--- begin EXTRACTED ENTRIES ---

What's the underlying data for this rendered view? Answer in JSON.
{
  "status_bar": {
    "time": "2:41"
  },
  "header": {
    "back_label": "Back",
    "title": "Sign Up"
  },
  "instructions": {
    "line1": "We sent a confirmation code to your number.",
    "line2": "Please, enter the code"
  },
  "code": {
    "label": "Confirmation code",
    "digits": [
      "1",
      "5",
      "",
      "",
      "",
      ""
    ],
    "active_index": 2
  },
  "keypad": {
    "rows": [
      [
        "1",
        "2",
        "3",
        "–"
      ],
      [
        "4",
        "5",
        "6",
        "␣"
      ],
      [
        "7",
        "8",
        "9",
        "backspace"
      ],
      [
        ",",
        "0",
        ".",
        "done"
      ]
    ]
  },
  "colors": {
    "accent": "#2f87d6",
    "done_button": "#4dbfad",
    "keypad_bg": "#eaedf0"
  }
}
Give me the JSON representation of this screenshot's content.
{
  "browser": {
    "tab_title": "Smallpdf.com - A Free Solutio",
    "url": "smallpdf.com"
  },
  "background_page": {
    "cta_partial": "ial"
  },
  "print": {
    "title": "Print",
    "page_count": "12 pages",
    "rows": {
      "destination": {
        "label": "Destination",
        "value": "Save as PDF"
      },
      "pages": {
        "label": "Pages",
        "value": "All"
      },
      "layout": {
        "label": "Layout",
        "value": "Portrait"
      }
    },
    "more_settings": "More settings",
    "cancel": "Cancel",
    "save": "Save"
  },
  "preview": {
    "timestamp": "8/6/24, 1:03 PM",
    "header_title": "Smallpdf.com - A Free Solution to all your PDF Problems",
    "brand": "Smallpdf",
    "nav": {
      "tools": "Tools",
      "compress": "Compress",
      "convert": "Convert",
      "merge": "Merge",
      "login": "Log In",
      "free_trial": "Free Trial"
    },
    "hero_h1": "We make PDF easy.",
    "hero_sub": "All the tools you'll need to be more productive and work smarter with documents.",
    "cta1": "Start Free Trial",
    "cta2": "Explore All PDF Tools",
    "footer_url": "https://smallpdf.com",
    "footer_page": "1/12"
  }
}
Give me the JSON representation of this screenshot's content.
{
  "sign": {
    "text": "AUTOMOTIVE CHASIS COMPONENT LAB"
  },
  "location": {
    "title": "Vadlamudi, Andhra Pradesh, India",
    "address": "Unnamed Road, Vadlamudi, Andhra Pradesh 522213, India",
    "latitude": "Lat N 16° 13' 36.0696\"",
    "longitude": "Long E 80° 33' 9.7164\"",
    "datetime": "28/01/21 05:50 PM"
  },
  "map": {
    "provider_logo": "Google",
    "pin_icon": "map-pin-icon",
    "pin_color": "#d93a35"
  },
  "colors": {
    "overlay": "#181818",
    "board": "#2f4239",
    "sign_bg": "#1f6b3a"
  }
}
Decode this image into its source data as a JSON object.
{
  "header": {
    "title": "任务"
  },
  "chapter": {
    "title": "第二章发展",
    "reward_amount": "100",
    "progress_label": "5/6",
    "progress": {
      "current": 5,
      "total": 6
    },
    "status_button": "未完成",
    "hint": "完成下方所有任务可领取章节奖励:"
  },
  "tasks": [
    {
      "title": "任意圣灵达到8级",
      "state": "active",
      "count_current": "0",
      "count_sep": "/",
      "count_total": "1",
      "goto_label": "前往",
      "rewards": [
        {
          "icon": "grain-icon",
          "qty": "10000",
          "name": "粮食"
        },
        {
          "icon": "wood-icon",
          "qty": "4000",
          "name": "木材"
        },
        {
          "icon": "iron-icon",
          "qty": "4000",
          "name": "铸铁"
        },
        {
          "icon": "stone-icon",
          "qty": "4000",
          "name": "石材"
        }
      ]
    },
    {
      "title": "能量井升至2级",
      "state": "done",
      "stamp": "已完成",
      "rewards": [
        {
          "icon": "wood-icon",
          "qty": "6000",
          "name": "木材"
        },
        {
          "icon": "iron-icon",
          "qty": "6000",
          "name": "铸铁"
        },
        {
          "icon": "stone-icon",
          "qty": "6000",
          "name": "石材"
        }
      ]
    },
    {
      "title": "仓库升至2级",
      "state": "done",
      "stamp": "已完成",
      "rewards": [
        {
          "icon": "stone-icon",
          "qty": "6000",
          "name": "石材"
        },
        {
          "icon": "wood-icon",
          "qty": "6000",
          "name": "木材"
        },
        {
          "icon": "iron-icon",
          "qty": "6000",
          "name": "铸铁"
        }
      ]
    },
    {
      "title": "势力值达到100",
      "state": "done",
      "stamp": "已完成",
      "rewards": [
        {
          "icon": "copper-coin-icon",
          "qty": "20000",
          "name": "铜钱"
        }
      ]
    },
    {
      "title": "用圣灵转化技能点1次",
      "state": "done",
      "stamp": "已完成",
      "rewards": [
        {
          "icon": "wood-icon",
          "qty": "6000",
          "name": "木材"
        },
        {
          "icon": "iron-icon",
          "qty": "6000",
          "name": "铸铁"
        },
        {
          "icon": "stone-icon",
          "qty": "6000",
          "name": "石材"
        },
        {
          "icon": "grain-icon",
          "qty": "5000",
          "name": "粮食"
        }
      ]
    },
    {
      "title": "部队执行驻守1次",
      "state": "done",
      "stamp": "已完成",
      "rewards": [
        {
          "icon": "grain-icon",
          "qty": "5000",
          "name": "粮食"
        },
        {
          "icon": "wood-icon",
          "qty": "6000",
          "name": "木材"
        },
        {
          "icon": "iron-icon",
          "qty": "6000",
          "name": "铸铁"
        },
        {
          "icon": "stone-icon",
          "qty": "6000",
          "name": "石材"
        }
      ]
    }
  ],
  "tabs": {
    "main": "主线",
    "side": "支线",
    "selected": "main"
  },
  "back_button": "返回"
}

--- end EXTRACTED ENTRIES ---

→ SHORT PROBLEM:
Repeat all of the records above exactly as written.

→ ANSWER TO THIS TASK:
What's the underlying data for this rendered view? Answer in JSON.
{
  "status_bar": {
    "time": "2:41"
  },
  "header": {
    "back_label": "Back",
    "title": "Sign Up"
  },
  "instructions": {
    "line1": "We sent a confirmation code to your number.",
    "line2": "Please, enter the code"
  },
  "code": {
    "label": "Confirmation code",
    "digits": [
      "1",
      "5",
      "",
      "",
      "",
      ""
    ],
    "active_index": 2
  },
  "keypad": {
    "rows": [
      [
        "1",
        "2",
        "3",
        "–"
      ],
      [
        "4",
        "5",
        "6",
        "␣"
      ],
      [
        "7",
        "8",
        "9",
        "backspace"
      ],
      [
        ",",
        "0",
        ".",
        "done"
      ]
    ]
  },
  "colors": {
    "accent": "#2f87d6",
    "done_button": "#4dbfad",
    "keypad_bg": "#eaedf0"
  }
}
Give me the JSON representation of this screenshot's content.
{
  "browser": {
    "tab_title": "Smallpdf.com - A Free Solutio",
    "url": "smallpdf.com"
  },
  "background_page": {
    "cta_partial": "ial"
  },
  "print": {
    "title": "Print",
    "page_count": "12 pages",
    "rows": {
      "destination": {
        "label": "Destination",
        "value": "Save as PDF"
      },
      "pages": {
        "label": "Pages",
        "value": "All"
      },
      "layout": {
        "label": "Layout",
        "value": "Portrait"
      }
    },
    "more_settings": "More settings",
    "cancel": "Cancel",
    "save": "Save"
  },
  "preview": {
    "timestamp": "8/6/24, 1:03 PM",
    "header_title": "Smallpdf.com - A Free Solution to all your PDF Problems",
    "brand": "Smallpdf",
    "nav": {
      "tools": "Tools",
      "compress": "Compress",
      "convert": "Convert",
      "merge": "Merge",
      "login": "Log In",
      "free_trial": "Free Trial"
    },
    "hero_h1": "We make PDF easy.",
    "hero_sub": "All the tools you'll need to be more productive and work smarter with documents.",
    "cta1": "Start Free Trial",
    "cta2": "Explore All PDF Tools",
    "footer_url": "https://smallpdf.com",
    "footer_page": "1/12"
  }
}
Give me the JSON representation of this screenshot's content.
{
  "sign": {
    "text": "AUTOMOTIVE CHASIS COMPONENT LAB"
  },
  "location": {
    "title": "Vadlamudi, Andhra Pradesh, India",
    "address": "Unnamed Road, Vadlamudi, Andhra Pradesh 522213, India",
    "latitude": "Lat N 16° 13' 36.0696\"",
    "longitude": "Long E 80° 33' 9.7164\"",
    "datetime": "28/01/21 05:50 PM"
  },
  "map": {
    "provider_logo": "Google",
    "pin_icon": "map-pin-icon",
    "pin_color": "#d93a35"
  },
  "colors": {
    "overlay": "#181818",
    "board": "#2f4239",
    "sign_bg": "#1f6b3a"
  }
}
Decode this image into its source data as a JSON object.
{
  "header": {
    "title": "任务"
  },
  "chapter": {
    "title": "第二章发展",
    "reward_amount": "100",
    "progress_label": "5/6",
    "progress": {
      "current": 5,
      "total": 6
    },
    "status_button": "未完成",
    "hint": "完成下方所有任务可领取章节奖励:"
  },
  "tasks": [
    {
      "title": "任意圣灵达到8级",
      "state": "active",
      "count_current": "0",
      "count_sep": "/",
      "count_total": "1",
      "goto_label": "前往",
      "rewards": [
        {
          "icon": "grain-icon",
          "qty": "10000",
          "name": "粮食"
        },
        {
          "icon": "wood-icon",
          "qty": "4000",
          "name": "木材"
        },
        {
          "icon": "iron-icon",
          "qty": "4000",
          "name": "铸铁"
        },
        {
          "icon": "stone-icon",
          "qty": "4000",
          "name": "石材"
        }
      ]
    },
    {
      "title": "能量井升至2级",
      "state": "done",
      "stamp": "已完成",
      "rewards": [
        {
          "icon": "wood-icon",
          "qty": "6000",
          "name": "木材"
        },
        {
          "icon": "iron-icon",
          "qty": "6000",
          "name": "铸铁"
        },
        {
          "icon": "stone-icon",
          "qty": "6000",
          "name": "石材"
        }
      ]
    },
    {
      "title": "仓库升至2级",
      "state": "done",
      "stamp": "已完成",
      "rewards": [
        {
          "icon": "stone-icon",
          "qty": "6000",
          "name": "石材"
        },
        {
          "icon": "wood-icon",
          "qty": "6000",
          "name": "木材"
        },
        {
          "icon": "iron-icon",
          "qty": "6000",
          "name": "铸铁"
        }
      ]
    },
    {
      "title": "势力值达到100",
      "state": "done",
      "stamp": "已完成",
      "rewards": [
        {
          "icon": "copper-coin-icon",
          "qty": "20000",
          "name": "铜钱"
        }
      ]
    },
    {
      "title": "用圣灵转化技能点1次",
      "state": "done",
      "stamp": "已完成",
      "rewards": [
        {
          "icon": "wood-icon",
          "qty": "6000",
          "name": "木材"
        },
        {
          "icon": "iron-icon",
          "qty": "6000",
          "name": "铸铁"
        },
        {
          "icon": "stone-icon",
          "qty": "6000",
          "name": "石材"
        },
        {
          "icon": "grain-icon",
          "qty": "5000",
          "name": "粮食"
        }
      ]
    },
    {
      "title": "部队执行驻守1次",
      "state": "done",
      "stamp": "已完成",
      "rewards": [
        {
          "icon": "grain-icon",
          "qty": "5000",
          "name": "粮食"
        },
        {
          "icon": "wood-icon",
          "qty": "6000",
          "name": "木材"
        },
        {
          "icon": "iron-icon",
          "qty": "6000",
          "name": "铸铁"
        },
        {
          "icon": "stone-icon",
          "qty": "6000",
          "name": "石材"
        }
      ]
    }
  ],
  "tabs": {
    "main": "主线",
    "side": "支线",
    "selected": "main"
  },
  "back_button": "返回"
}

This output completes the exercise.